### The data
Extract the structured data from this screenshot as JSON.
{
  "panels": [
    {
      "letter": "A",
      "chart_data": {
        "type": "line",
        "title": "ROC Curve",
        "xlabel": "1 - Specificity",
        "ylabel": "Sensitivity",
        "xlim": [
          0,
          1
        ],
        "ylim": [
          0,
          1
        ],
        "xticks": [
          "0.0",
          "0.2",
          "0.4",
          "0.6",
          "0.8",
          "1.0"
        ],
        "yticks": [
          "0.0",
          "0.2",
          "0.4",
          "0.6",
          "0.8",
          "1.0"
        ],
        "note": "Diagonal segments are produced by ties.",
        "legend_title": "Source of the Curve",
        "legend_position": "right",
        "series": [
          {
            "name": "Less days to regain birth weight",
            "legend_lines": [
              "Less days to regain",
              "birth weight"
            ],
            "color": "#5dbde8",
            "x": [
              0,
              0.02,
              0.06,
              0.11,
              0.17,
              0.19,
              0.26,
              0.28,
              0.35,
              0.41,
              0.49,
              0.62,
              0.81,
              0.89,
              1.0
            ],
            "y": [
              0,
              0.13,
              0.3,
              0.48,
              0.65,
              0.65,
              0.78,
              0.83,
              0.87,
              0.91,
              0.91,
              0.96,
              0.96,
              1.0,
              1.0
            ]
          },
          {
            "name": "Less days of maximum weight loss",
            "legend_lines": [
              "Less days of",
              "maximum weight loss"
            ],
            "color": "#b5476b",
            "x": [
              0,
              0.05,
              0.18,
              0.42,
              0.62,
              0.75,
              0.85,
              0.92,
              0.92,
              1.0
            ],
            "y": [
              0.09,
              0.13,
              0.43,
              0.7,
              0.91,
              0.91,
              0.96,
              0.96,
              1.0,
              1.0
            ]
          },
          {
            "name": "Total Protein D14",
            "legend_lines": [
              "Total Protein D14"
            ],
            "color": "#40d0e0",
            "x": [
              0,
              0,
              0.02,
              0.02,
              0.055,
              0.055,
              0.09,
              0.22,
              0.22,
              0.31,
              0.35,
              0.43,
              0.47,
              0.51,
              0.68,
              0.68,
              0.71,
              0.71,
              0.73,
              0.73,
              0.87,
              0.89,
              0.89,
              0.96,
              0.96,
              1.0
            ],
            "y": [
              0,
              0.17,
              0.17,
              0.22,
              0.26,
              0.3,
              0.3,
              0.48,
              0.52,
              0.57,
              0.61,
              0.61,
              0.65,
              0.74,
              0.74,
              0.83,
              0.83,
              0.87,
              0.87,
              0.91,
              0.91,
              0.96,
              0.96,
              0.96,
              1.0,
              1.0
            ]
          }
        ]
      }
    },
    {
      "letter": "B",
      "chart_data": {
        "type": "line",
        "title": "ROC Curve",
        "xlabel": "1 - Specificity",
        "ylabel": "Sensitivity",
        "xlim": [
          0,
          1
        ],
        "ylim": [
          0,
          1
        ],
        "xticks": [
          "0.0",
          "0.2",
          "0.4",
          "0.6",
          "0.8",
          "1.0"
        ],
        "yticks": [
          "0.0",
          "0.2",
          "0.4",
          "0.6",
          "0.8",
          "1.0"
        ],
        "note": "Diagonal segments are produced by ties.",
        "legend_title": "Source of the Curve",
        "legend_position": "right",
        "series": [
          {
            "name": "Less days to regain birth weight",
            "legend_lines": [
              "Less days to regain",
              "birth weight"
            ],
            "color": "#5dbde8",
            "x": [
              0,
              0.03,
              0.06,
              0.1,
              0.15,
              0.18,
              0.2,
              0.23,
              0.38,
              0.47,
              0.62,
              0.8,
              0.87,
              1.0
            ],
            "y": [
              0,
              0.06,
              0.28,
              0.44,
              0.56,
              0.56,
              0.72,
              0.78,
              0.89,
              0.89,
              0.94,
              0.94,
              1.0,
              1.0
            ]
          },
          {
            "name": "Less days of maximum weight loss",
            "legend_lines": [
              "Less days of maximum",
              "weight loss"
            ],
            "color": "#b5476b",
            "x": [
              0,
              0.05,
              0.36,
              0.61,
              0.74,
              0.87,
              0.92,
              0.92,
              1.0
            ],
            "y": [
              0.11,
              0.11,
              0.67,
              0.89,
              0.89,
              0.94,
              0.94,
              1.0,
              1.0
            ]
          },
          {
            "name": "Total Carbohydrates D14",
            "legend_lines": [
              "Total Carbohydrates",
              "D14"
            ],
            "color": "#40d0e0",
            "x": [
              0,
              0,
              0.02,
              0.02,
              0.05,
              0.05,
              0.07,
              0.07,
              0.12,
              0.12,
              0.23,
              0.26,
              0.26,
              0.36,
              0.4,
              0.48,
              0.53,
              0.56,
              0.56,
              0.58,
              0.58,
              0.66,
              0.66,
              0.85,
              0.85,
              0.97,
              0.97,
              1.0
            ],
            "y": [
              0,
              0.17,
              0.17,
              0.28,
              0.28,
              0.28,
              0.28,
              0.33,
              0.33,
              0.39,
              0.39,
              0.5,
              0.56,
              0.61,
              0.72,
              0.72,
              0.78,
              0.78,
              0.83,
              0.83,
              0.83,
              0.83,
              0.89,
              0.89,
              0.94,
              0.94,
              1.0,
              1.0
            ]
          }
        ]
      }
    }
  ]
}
######
> _Exercise_
Each record above must be given again exactly.

> _Solution for this problem_
Extract the structured data from this screenshot as JSON.
{
  "panels": [
    {
      "letter": "A",
      "chart_data": {
        "type": "line",
        "title": "ROC Curve",
        "xlabel": "1 - Specificity",
        "ylabel": "Sensitivity",
        "xlim": [
          0,
          1
        ],
        "ylim": [
          0,
          1
        ],
        "xticks": [
          "0.0",
          "0.2",
          "0.4",
          "0.6",
          "0.8",
          "1.0"
        ],
        "yticks": [
          "0.0",
          "0.2",
          "0.4",
          "0.6",
          "0.8",
          "1.0"
        ],
        "note": "Diagonal segments are produced by ties.",
        "legend_title": "Source of the Curve",
        "legend_position": "right",
        "series": [
          {
            "name": "Less days to regain birth weight",
            "legend_lines": [
              "Less days to regain",
              "birth weight"
            ],
            "color": "#5dbde8",
            "x": [
              0,
              0.02,
              0.06,
              0.11,
              0.17,
              0.19,
              0.26,
              0.28,
              0.35,
              0.41,
              0.49,
              0.62,
              0.81,
              0.89,
              1.0
            ],
            "y": [
              0,
              0.13,
              0.3,
              0.48,
              0.65,
              0.65,
              0.78,
              0.83,
              0.87,
              0.91,
              0.91,
              0.96,
              0.96,
              1.0,
              1.0
            ]
          },
          {
            "name": "Less days of maximum weight loss",
            "legend_lines": [
              "Less days of",
              "maximum weight loss"
            ],
            "color": "#b5476b",
            "x": [
              0,
              0.05,
              0.18,
              0.42,
              0.62,
              0.75,
              0.85,
              0.92,
              0.92,
              1.0
            ],
            "y": [
              0.09,
              0.13,
              0.43,
              0.7,
              0.91,
              0.91,
              0.96,
              0.96,
              1.0,
              1.0
            ]
          },
          {
            "name": "Total Protein D14",
            "legend_lines": [
              "Total Protein D14"
            ],
            "color": "#40d0e0",
            "x": [
              0,
              0,
              0.02,
              0.02,
              0.055,
              0.055,
              0.09,
              0.22,
              0.22,
              0.31,
              0.35,
              0.43,
              0.47,
              0.51,
              0.68,
              0.68,
              0.71,
              0.71,
              0.73,
              0.73,
              0.87,
              0.89,
              0.89,
              0.96,
              0.96,
              1.0
            ],
            "y": [
              0,
              0.17,
              0.17,
              0.22,
              0.26,
              0.3,
              0.3,
              0.48,
              0.52,
              0.57,
              0.61,
              0.61,
              0.65,
              0.74,
              0.74,
              0.83,
              0.83,
              0.87,
              0.87,
              0.91,
              0.91,
              0.96,
              0.96,
              0.96,
              1.0,
              1.0
            ]
          }
        ]
      }
    },
    {
      "letter": "B",
      "chart_data": {
        "type": "line",
        "title": "ROC Curve",
        "xlabel": "1 - Specificity",
        "ylabel": "Sensitivity",
        "xlim": [
          0,
          1
        ],
        "ylim": [
          0,
          1
        ],
        "xticks": [
          "0.0",
          "0.2",
          "0.4",
          "0.6",
          "0.8",
          "1.0"
        ],
        "yticks": [
          "0.0",
          "0.2",
          "0.4",
          "0.6",
          "0.8",
          "1.0"
        ],
        "note": "Diagonal segments are produced by ties.",
        "legend_title": "Source of the Curve",
        "legend_position": "right",
        "series": [
          {
            "name": "Less days to regain birth weight",
            "legend_lines": [
              "Less days to regain",
              "birth weight"
            ],
            "color": "#5dbde8",
            "x": [
              0,
              0.03,
              0.06,
              0.1,
              0.15,
              0.18,
              0.2,
              0.23,
              0.38,
              0.47,
              0.62,
              0.8,
              0.87,
              1.0
            ],
            "y": [
              0,
              0.06,
              0.28,
              0.44,
              0.56,
              0.56,
              0.72,
              0.78,
              0.89,
              0.89,
              0.94,
              0.94,
              1.0,
              1.0
            ]
          },
          {
            "name": "Less days of maximum weight loss",
            "legend_lines": [
              "Less days of maximum",
              "weight loss"
            ],
            "color": "#b5476b",
            "x": [
              0,
              0.05,
              0.36,
              0.61,
              0.74,
              0.87,
              0.92,
              0.92,
              1.0
            ],
            "y": [
              0.11,
              0.11,
              0.67,
              0.89,
              0.89,
              0.94,
              0.94,
              1.0,
              1.0
            ]
          },
          {
            "name": "Total Carbohydrates D14",
            "legend_lines": [
              "Total Carbohydrates",
              "D14"
            ],
            "color": "#40d0e0",
            "x": [
              0,
              0,
              0.02,
              0.02,
              0.05,
              0.05,
              0.07,
              0.07,
              0.12,
              0.12,
              0.23,
              0.26,
              0.26,
              0.36,
              0.4,
              0.48,
              0.53,
              0.56,
              0.56,
              0.58,
              0.58,
              0.66,
              0.66,
              0.85,
              0.85,
              0.97,
              0.97,
              1.0
            ],
            "y": [
              0,
              0.17,
              0.17,
              0.28,
              0.28,
              0.28,
              0.28,
              0.33,
              0.33,
              0.39,
              0.39,
              0.5,
              0.56,
              0.61,
              0.72,
              0.72,
              0.78,
              0.78,
              0.83,
              0.83,
              0.83,
              0.83,
              0.89,
              0.89,
              0.94,
              0.94,
              1.0,
              1.0
            ]
          }
        ]
      }
    }
  ]
}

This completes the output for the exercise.